*Prompt*
Each line containing the word "Output" must be collected.

*Data in this exercise*
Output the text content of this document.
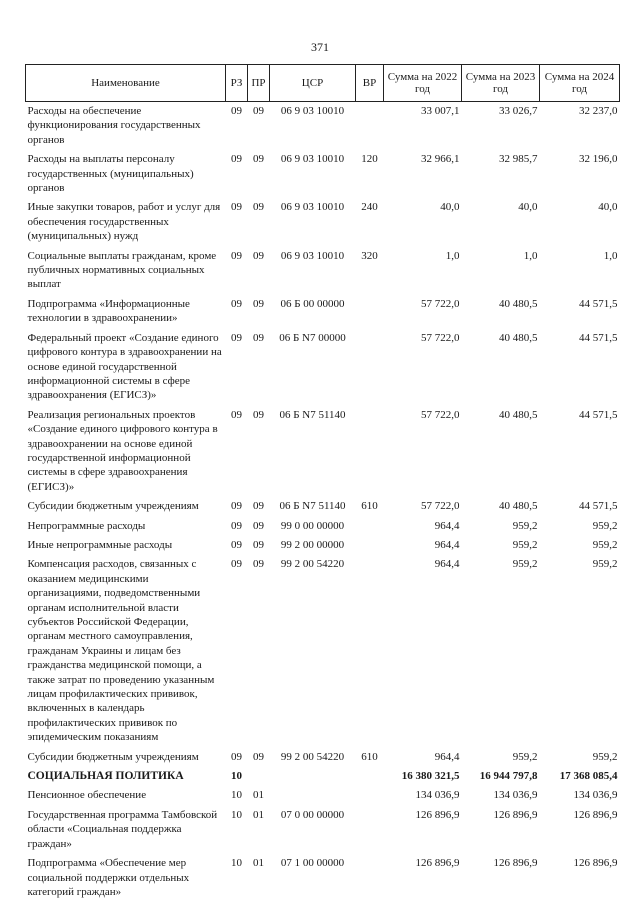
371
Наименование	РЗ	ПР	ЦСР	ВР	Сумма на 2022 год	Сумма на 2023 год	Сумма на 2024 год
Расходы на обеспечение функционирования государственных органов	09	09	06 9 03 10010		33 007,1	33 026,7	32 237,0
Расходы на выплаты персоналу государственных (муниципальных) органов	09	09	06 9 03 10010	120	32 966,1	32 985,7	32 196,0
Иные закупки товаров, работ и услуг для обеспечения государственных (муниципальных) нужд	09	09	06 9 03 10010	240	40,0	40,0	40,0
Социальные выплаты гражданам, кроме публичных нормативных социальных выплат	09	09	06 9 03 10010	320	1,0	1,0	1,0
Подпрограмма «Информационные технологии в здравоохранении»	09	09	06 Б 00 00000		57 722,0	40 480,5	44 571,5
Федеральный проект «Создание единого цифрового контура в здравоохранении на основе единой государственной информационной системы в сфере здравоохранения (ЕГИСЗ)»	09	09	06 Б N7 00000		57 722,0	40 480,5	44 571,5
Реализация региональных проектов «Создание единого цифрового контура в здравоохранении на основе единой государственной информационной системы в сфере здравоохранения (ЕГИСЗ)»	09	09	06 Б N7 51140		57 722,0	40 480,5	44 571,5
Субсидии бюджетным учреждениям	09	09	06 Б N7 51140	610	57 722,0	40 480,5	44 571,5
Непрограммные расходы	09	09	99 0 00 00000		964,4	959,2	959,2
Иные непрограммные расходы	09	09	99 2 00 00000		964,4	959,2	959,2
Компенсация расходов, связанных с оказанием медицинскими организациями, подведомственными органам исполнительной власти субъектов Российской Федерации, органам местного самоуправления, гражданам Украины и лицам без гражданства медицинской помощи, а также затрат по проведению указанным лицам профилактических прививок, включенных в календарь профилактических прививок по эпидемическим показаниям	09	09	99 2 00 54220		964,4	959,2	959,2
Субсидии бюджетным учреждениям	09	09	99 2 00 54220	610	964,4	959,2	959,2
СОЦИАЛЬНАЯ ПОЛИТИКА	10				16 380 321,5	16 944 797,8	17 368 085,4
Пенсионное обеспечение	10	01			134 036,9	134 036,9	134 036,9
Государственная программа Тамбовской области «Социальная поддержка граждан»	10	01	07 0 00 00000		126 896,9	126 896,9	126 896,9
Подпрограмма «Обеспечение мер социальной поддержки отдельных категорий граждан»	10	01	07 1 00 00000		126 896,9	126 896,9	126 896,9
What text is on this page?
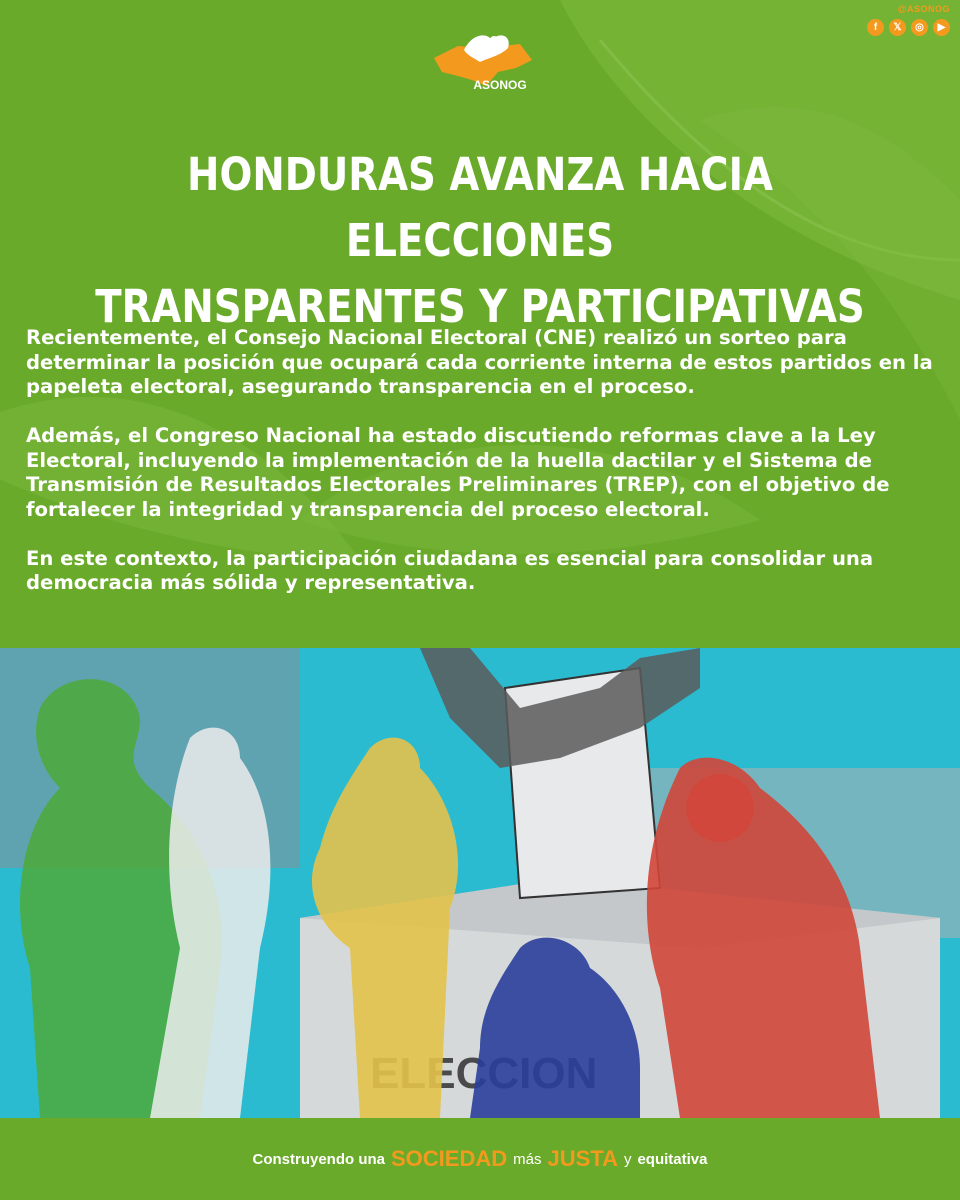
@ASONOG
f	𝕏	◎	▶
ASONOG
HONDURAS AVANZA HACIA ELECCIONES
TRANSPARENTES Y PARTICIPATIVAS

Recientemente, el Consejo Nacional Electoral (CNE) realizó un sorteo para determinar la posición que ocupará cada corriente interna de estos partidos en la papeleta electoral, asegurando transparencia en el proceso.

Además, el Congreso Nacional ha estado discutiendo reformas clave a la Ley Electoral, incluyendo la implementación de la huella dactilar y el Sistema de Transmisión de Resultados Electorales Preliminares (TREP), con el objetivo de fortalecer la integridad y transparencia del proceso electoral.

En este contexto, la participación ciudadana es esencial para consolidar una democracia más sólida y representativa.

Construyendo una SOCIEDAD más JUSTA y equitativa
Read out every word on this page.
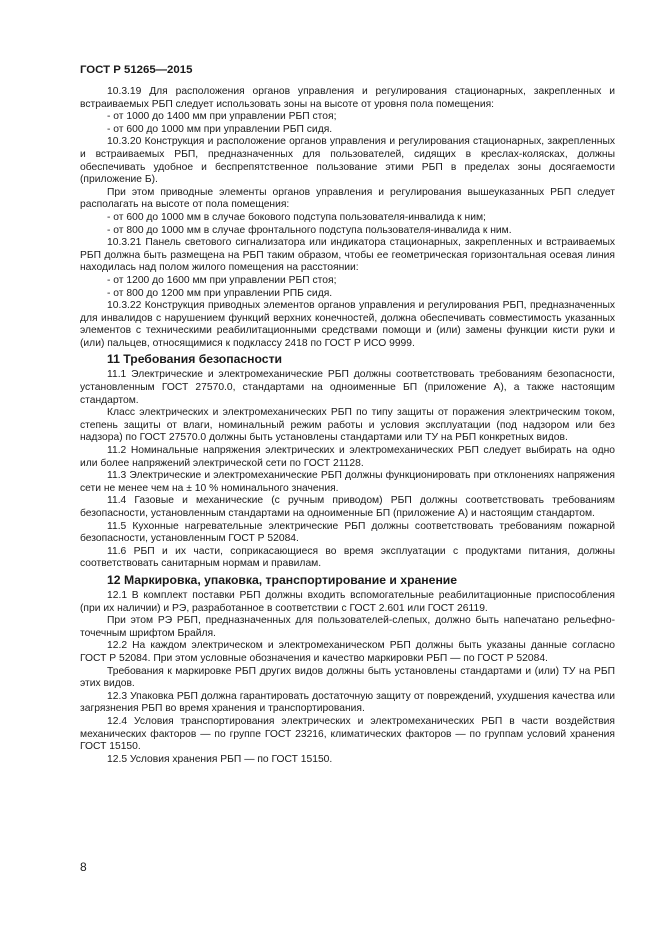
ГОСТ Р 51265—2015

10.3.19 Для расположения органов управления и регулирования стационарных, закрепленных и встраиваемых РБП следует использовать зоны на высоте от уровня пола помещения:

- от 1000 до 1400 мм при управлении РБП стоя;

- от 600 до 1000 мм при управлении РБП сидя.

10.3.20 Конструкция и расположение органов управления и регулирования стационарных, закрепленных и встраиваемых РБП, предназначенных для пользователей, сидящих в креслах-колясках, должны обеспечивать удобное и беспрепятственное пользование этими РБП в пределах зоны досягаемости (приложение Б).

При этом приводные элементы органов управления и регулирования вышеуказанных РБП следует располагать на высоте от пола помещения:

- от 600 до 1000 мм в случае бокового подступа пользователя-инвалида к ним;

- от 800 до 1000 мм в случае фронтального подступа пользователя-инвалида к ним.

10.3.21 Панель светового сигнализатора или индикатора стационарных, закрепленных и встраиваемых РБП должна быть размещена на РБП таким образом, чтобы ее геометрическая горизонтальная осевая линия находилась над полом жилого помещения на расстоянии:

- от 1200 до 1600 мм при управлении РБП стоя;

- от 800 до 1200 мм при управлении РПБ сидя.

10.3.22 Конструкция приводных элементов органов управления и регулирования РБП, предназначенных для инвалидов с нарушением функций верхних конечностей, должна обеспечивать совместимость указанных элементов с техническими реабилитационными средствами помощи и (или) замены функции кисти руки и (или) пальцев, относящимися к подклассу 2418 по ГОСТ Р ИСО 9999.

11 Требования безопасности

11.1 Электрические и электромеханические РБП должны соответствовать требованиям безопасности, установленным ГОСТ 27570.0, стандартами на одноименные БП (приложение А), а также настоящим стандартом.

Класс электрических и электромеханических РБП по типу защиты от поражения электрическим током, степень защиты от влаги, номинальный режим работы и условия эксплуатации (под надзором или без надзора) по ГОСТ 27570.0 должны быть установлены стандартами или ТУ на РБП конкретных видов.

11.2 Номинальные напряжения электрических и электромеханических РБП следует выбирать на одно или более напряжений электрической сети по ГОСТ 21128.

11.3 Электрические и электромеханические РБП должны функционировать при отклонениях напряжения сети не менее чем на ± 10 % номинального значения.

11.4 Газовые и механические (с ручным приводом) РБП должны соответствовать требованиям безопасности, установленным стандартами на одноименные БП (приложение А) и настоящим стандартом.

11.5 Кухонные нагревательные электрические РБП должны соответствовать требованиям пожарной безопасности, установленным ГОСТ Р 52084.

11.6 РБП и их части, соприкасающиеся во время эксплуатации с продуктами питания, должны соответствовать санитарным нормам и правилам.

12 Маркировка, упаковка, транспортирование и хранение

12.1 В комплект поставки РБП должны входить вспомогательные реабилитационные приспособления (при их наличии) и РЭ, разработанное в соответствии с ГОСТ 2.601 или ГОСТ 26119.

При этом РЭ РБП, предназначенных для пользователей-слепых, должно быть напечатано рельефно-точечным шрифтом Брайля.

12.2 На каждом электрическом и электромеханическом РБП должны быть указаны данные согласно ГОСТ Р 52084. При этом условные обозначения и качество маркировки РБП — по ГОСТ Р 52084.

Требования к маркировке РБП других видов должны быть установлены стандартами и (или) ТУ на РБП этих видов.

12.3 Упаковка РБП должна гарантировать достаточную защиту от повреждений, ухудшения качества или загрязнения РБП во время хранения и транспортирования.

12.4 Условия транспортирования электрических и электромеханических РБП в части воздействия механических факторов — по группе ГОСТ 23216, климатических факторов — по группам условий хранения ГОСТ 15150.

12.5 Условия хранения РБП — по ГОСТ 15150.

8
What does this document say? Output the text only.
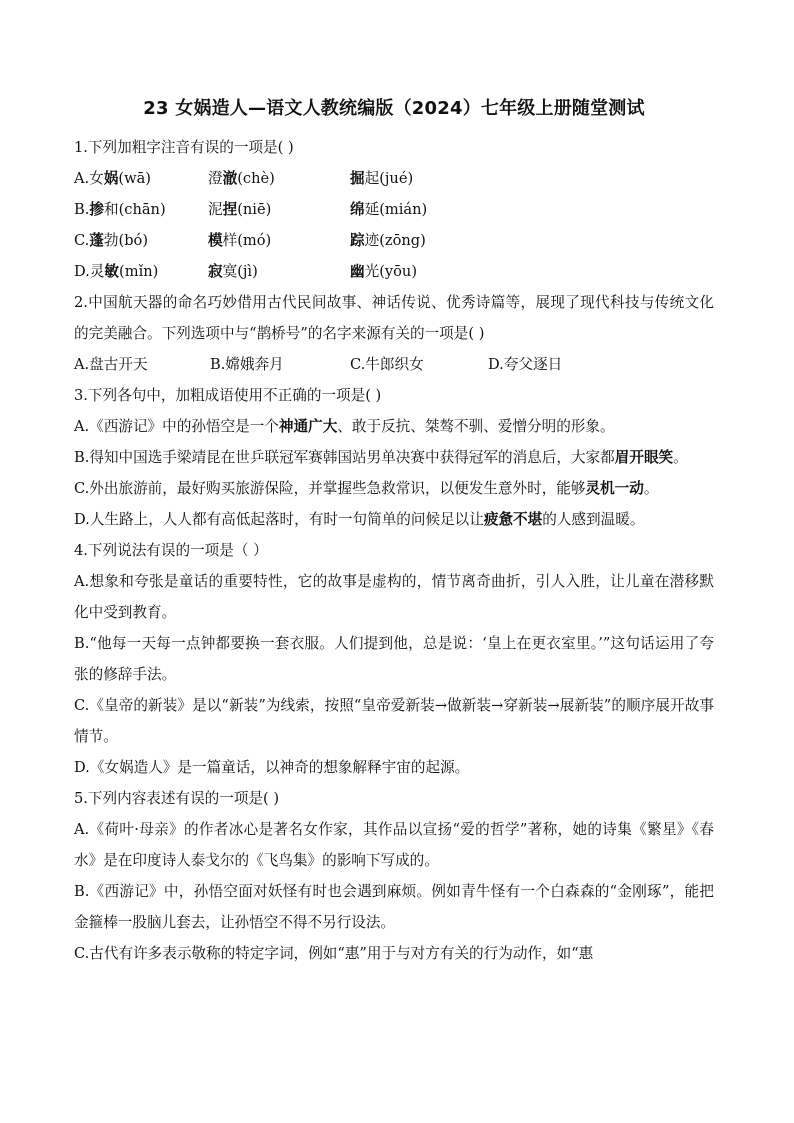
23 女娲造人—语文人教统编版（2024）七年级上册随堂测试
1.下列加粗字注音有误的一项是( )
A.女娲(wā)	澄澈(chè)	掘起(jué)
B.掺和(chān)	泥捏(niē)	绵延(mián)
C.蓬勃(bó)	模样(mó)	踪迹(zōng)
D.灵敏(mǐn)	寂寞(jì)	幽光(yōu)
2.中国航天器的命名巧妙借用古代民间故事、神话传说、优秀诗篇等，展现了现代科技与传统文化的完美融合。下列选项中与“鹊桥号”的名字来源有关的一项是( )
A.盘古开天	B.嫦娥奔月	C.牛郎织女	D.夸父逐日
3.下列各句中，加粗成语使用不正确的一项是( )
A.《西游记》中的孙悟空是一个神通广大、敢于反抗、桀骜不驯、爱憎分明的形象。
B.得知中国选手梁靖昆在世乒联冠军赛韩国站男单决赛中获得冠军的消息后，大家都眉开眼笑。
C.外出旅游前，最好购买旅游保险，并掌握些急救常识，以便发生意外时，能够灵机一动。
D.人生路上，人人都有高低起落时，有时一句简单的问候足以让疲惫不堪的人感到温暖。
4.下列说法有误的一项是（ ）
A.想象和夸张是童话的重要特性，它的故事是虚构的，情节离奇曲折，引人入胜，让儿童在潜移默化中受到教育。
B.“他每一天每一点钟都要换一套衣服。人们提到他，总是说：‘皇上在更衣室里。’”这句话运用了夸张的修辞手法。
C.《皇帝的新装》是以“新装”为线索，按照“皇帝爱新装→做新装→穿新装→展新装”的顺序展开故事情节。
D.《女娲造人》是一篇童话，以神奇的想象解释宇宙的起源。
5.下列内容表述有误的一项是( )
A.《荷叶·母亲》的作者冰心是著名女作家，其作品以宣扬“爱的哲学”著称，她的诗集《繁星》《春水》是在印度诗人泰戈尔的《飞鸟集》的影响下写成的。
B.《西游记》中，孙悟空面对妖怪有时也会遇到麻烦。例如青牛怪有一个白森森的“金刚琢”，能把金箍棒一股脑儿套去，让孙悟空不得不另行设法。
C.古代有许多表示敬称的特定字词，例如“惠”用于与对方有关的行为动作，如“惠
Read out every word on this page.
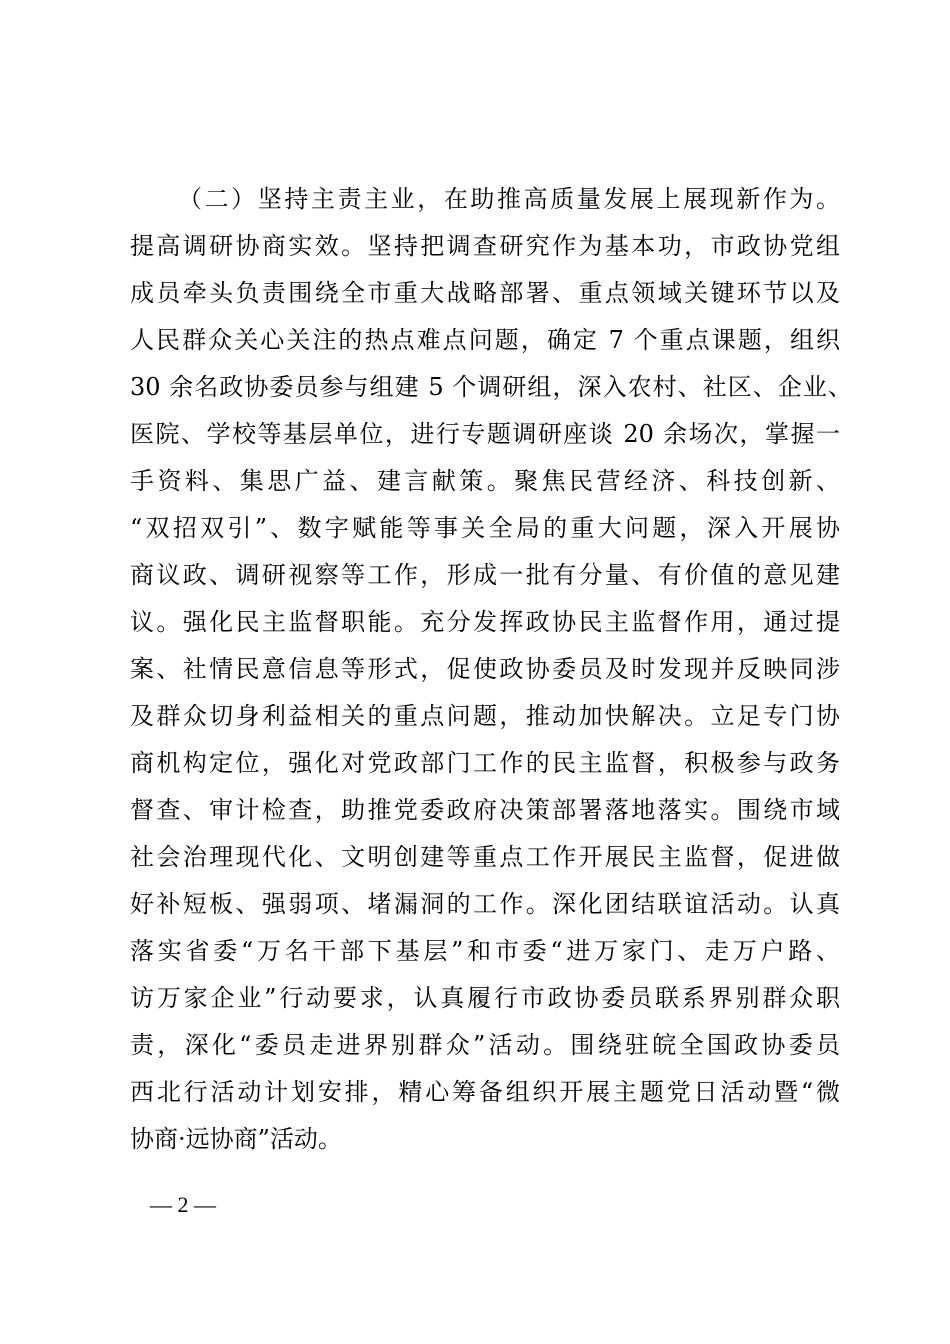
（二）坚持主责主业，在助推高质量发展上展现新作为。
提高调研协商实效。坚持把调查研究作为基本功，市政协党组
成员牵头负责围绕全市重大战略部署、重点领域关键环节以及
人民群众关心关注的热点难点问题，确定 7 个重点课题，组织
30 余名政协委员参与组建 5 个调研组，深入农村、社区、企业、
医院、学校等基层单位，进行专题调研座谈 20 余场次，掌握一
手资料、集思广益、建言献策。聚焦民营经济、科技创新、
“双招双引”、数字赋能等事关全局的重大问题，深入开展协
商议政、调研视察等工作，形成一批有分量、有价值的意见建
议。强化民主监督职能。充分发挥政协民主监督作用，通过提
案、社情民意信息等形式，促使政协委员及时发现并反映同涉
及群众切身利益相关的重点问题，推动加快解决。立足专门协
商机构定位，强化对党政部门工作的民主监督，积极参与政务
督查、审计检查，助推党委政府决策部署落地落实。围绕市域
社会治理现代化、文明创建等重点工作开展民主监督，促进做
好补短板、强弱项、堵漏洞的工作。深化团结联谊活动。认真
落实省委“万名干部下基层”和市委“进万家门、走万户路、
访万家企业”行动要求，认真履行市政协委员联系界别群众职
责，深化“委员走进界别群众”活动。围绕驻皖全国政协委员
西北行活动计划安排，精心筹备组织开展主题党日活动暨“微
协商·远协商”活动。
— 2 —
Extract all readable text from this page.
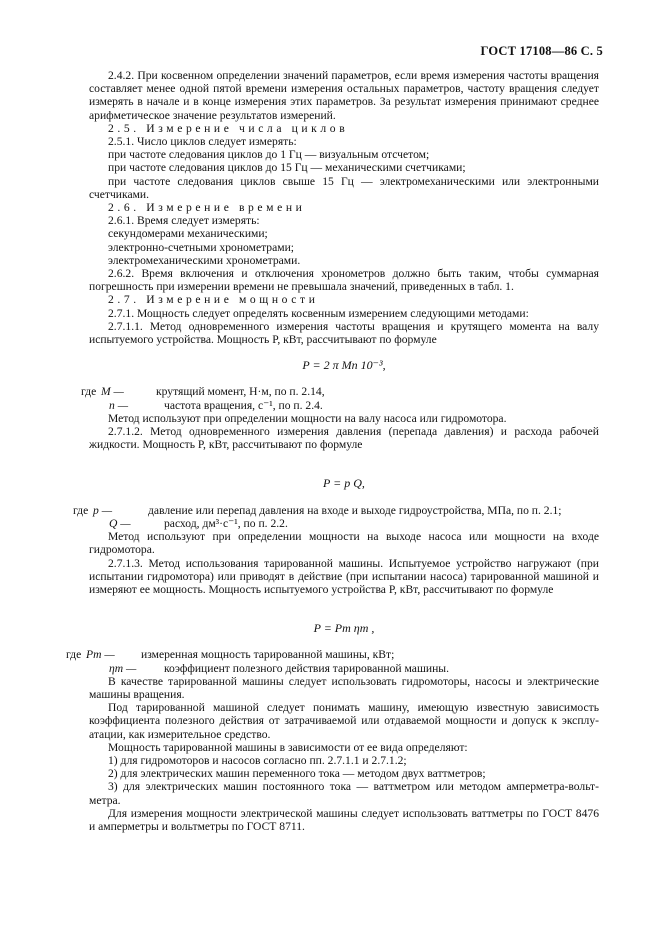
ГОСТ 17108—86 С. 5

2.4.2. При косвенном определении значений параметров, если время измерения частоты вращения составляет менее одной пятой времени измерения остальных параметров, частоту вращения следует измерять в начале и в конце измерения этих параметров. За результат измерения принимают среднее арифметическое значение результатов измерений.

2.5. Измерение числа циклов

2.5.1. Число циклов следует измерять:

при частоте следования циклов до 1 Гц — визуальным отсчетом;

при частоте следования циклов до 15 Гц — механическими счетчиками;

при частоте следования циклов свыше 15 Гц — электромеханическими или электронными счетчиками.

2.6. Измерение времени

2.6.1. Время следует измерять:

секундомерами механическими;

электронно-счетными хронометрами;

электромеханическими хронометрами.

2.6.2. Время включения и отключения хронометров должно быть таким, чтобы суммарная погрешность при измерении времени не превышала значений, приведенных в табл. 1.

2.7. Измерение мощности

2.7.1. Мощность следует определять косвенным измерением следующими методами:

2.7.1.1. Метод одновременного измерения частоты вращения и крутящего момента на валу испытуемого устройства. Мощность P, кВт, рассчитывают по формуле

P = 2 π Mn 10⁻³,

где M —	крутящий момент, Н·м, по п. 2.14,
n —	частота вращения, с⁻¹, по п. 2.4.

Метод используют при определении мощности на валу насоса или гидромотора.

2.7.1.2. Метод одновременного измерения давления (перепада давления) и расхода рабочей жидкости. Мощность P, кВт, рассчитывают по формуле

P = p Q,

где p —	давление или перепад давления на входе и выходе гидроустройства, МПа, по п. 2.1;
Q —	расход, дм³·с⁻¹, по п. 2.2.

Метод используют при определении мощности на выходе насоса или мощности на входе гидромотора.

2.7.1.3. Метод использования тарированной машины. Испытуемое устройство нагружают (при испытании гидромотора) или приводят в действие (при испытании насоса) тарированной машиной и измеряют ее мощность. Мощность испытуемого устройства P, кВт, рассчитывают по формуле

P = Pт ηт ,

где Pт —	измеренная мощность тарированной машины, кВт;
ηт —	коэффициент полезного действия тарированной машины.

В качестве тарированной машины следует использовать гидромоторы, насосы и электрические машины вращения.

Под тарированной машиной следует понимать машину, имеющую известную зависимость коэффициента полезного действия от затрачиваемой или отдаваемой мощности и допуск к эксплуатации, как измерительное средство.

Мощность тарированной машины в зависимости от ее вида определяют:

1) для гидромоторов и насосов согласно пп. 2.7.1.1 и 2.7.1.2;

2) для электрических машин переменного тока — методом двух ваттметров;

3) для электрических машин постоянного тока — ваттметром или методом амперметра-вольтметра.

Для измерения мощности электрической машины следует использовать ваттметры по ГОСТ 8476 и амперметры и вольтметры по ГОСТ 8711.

*Result of this task*
Output the text content of this document.
What does this document say? Output the text only.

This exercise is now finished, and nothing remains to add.